--- Start of Dataset extract ---

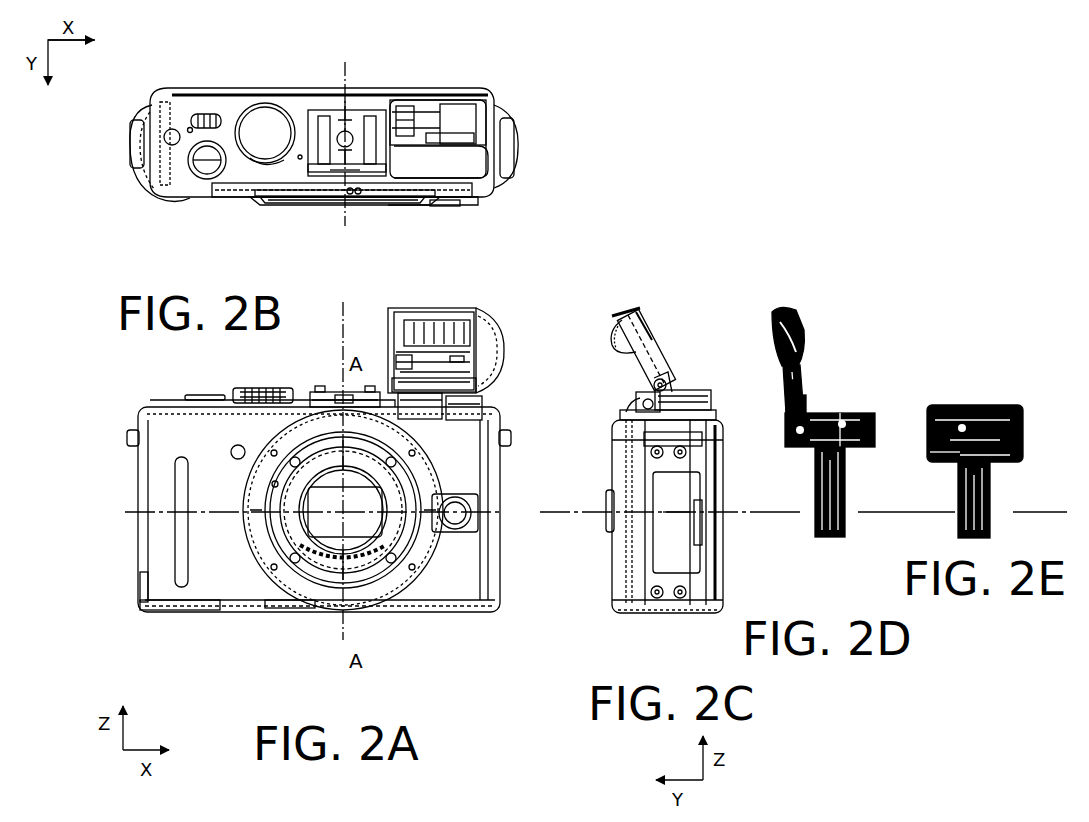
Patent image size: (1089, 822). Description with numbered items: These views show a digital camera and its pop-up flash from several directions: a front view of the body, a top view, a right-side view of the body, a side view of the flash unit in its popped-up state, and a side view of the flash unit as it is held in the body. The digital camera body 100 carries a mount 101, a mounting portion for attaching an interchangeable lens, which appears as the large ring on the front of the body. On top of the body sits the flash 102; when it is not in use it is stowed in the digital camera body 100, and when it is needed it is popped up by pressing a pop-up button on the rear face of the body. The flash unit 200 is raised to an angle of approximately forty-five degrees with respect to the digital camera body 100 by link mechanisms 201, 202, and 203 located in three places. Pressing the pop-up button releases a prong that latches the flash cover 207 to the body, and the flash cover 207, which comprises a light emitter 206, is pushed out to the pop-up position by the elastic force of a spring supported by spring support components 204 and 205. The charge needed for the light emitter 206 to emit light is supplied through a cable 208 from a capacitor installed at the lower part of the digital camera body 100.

In FIG. 2B, the digital camera body 100 is at (128, 204).
In FIG. 2A, the digital camera body 100 is at (118, 612).
In FIG. 2C, the digital camera body 100 is at (596, 615).
In FIG. 2B, the mount 101 is at (268, 203).
In FIG. 2A, the mount 101 is at (272, 572).
In FIG. 2B, the flash 102 is at (458, 160).
In FIG. 2A, the flash 102 is at (443, 310).
In FIG. 2C, the flash 102 is at (626, 310).
In FIG. 2D, the flash unit 200 is at (807, 300).
In FIG. 2E, the flash unit 200 is at (998, 300).
In FIG. 2A, the link mechanism 201 is at (470, 415).
In FIG. 2D, the link mechanism 201 is at (788, 404).
In FIG. 2C, the link mechanism 202 is at (634, 398).
In FIG. 2C, the link mechanism 203 is at (668, 396).
In FIG. 2D, the spring support component 204 is at (792, 462).
In FIG. 2D, the spring support component 205 is at (832, 378).
In FIG. 2C, the light emitter 206 is at (620, 326).
In FIG. 2C, the flash cover 207 is at (642, 318).
In FIG. 2E, the cable 208 is at (946, 462).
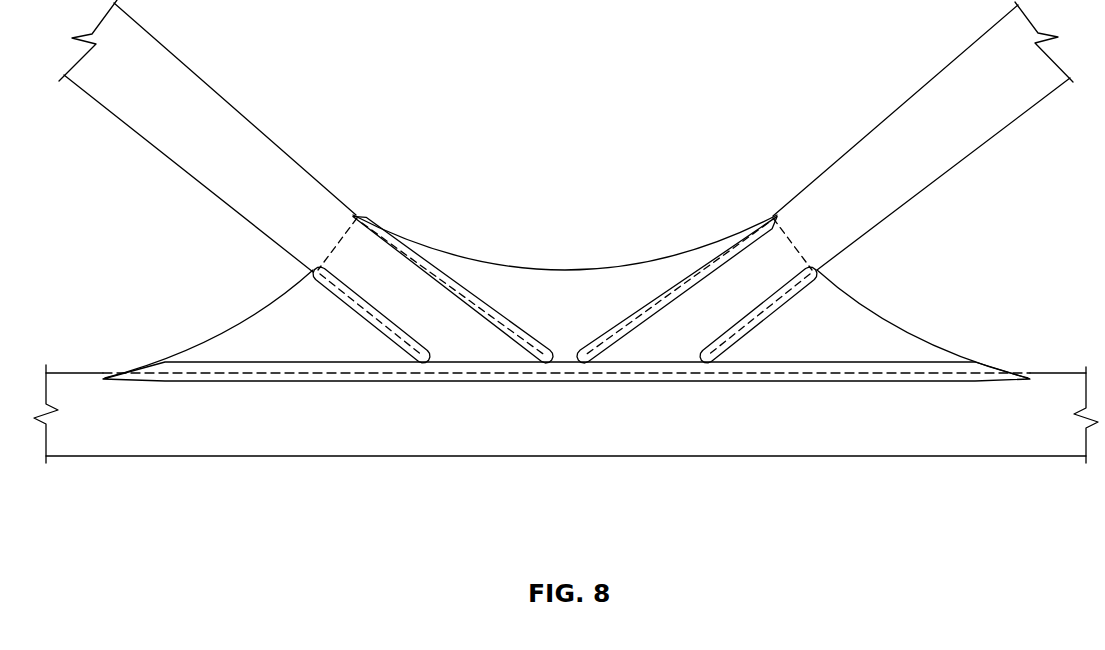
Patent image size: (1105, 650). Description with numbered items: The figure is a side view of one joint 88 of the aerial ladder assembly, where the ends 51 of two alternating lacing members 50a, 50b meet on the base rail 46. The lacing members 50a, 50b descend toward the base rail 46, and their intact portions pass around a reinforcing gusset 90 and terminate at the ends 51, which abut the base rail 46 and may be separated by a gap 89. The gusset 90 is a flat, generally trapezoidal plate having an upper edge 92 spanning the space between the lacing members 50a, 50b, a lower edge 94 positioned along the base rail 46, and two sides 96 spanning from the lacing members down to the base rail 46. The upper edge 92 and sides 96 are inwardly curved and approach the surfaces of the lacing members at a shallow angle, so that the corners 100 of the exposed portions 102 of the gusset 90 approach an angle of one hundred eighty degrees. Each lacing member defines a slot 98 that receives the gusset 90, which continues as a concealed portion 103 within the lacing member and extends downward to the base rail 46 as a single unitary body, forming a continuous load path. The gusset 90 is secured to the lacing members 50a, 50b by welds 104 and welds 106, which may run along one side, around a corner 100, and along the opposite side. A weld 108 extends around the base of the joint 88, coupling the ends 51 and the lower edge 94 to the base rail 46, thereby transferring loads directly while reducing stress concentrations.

The base rail 46 is at (210, 447).
The lacing member 50a is at (171, 62).
The lacing member 50b is at (982, 147).
The end 51 is at (386, 384).
The joint 88 is at (573, 465).
The gap 89 is at (572, 337).
The gusset 90 is at (492, 249).
The upper edge 92 is at (539, 267).
The lower edge 94 is at (309, 383).
The side 96 is at (231, 326).
The slot 98 is at (438, 258).
The corner 100 is at (373, 211).
The exposed portion 102 is at (593, 276).
The concealed portion 103 is at (367, 273).
The weld 104 is at (667, 310).
The weld 106 is at (468, 311).
The weld 108 is at (962, 360).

--- End of Dataset extract ---

> **Exercise directions**: Please copy all of the data above word for word, omitting the pictures.

> **The result**:
Patent image size: (1089, 822). Description with numbered items: These views show a digital camera and its pop-up flash from several directions: a front view of the body, a top view, a right-side view of the body, a side view of the flash unit in its popped-up state, and a side view of the flash unit as it is held in the body. The digital camera body 100 carries a mount 101, a mounting portion for attaching an interchangeable lens, which appears as the large ring on the front of the body. On top of the body sits the flash 102; when it is not in use it is stowed in the digital camera body 100, and when it is needed it is popped up by pressing a pop-up button on the rear face of the body. The flash unit 200 is raised to an angle of approximately forty-five degrees with respect to the digital camera body 100 by link mechanisms 201, 202, and 203 located in three places. Pressing the pop-up button releases a prong that latches the flash cover 207 to the body, and the flash cover 207, which comprises a light emitter 206, is pushed out to the pop-up position by the elastic force of a spring supported by spring support components 204 and 205. The charge needed for the light emitter 206 to emit light is supplied through a cable 208 from a capacitor installed at the lower part of the digital camera body 100.

In FIG. 2B, the digital camera body 100 is at (128, 204).
In FIG. 2A, the digital camera body 100 is at (118, 612).
In FIG. 2C, the digital camera body 100 is at (596, 615).
In FIG. 2B, the mount 101 is at (268, 203).
In FIG. 2A, the mount 101 is at (272, 572).
In FIG. 2B, the flash 102 is at (458, 160).
In FIG. 2A, the flash 102 is at (443, 310).
In FIG. 2C, the flash 102 is at (626, 310).
In FIG. 2D, the flash unit 200 is at (807, 300).
In FIG. 2E, the flash unit 200 is at (998, 300).
In FIG. 2A, the link mechanism 201 is at (470, 415).
In FIG. 2D, the link mechanism 201 is at (788, 404).
In FIG. 2C, the link mechanism 202 is at (634, 398).
In FIG. 2C, the link mechanism 203 is at (668, 396).
In FIG. 2D, the spring support component 204 is at (792, 462).
In FIG. 2D, the spring support component 205 is at (832, 378).
In FIG. 2C, the light emitter 206 is at (620, 326).
In FIG. 2C, the flash cover 207 is at (642, 318).
In FIG. 2E, the cable 208 is at (946, 462).
Patent image size: (1105, 650). Description with numbered items: The figure is a side view of one joint 88 of the aerial ladder assembly, where the ends 51 of two alternating lacing members 50a, 50b meet on the base rail 46. The lacing members 50a, 50b descend toward the base rail 46, and their intact portions pass around a reinforcing gusset 90 and terminate at the ends 51, which abut the base rail 46 and may be separated by a gap 89. The gusset 90 is a flat, generally trapezoidal plate having an upper edge 92 spanning the space between the lacing members 50a, 50b, a lower edge 94 positioned along the base rail 46, and two sides 96 spanning from the lacing members down to the base rail 46. The upper edge 92 and sides 96 are inwardly curved and approach the surfaces of the lacing members at a shallow angle, so that the corners 100 of the exposed portions 102 of the gusset 90 approach an angle of one hundred eighty degrees. Each lacing member defines a slot 98 that receives the gusset 90, which continues as a concealed portion 103 within the lacing member and extends downward to the base rail 46 as a single unitary body, forming a continuous load path. The gusset 90 is secured to the lacing members 50a, 50b by welds 104 and welds 106, which may run along one side, around a corner 100, and along the opposite side. A weld 108 extends around the base of the joint 88, coupling the ends 51 and the lower edge 94 to the base rail 46, thereby transferring loads directly while reducing stress concentrations.

The base rail 46 is at (210, 447).
The lacing member 50a is at (171, 62).
The lacing member 50b is at (982, 147).
The end 51 is at (386, 384).
The joint 88 is at (573, 465).
The gap 89 is at (572, 337).
The gusset 90 is at (492, 249).
The upper edge 92 is at (539, 267).
The lower edge 94 is at (309, 383).
The side 96 is at (231, 326).
The slot 98 is at (438, 258).
The corner 100 is at (373, 211).
The exposed portion 102 is at (593, 276).
The concealed portion 103 is at (367, 273).
The weld 104 is at (667, 310).
The weld 106 is at (468, 311).
The weld 108 is at (962, 360).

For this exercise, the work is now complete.